Render every entry verbatim.
+++ The records +++
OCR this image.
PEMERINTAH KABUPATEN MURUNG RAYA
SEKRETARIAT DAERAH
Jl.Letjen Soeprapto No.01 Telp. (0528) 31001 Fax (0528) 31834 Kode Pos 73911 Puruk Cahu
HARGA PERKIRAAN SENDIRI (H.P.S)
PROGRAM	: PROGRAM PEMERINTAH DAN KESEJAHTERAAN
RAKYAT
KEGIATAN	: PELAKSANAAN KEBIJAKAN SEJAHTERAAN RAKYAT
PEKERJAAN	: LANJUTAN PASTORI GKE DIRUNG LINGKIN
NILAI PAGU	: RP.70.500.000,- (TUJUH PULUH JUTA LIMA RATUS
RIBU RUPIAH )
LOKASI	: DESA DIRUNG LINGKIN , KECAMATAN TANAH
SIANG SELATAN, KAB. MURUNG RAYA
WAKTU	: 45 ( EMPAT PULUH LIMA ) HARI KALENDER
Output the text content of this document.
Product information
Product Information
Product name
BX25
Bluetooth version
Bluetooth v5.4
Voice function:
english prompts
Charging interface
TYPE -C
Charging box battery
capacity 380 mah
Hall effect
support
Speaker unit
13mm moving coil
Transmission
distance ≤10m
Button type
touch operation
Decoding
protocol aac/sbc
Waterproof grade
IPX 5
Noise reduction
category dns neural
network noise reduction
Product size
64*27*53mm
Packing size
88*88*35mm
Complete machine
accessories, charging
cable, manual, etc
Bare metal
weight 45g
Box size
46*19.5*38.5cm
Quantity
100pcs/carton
+++
Expected answer>
OCR this image.
PEMERINTAH KABUPATEN MURUNG RAYA
SEKRETARIAT DAERAH
Jl.Letjen Soeprapto No.01 Telp. (0528) 31001 Fax (0528) 31834 Kode Pos 73911 Puruk Cahu
HARGA PERKIRAAN SENDIRI (H.P.S)
PROGRAM	: PROGRAM PEMERINTAH DAN KESEJAHTERAAN
RAKYAT
KEGIATAN	: PELAKSANAAN KEBIJAKAN SEJAHTERAAN RAKYAT
PEKERJAAN	: LANJUTAN PASTORI GKE DIRUNG LINGKIN
NILAI PAGU	: RP.70.500.000,- (TUJUH PULUH JUTA LIMA RATUS
RIBU RUPIAH )
LOKASI	: DESA DIRUNG LINGKIN , KECAMATAN TANAH
SIANG SELATAN, KAB. MURUNG RAYA
WAKTU	: 45 ( EMPAT PULUH LIMA ) HARI KALENDER
Output the text content of this document.
Product information
Product Information
Product name
BX25
Bluetooth version
Bluetooth v5.4
Voice function:
english prompts
Charging interface
TYPE -C
Charging box battery
capacity 380 mah
Hall effect
support
Speaker unit
13mm moving coil
Transmission
distance ≤10m
Button type
touch operation
Decoding
protocol aac/sbc
Waterproof grade
IPX 5
Noise reduction
category dns neural
network noise reduction
Product size
64*27*53mm
Packing size
88*88*35mm
Complete machine
accessories, charging
cable, manual, etc
Bare metal
weight 45g
Box size
46*19.5*38.5cm
Quantity
100pcs/carton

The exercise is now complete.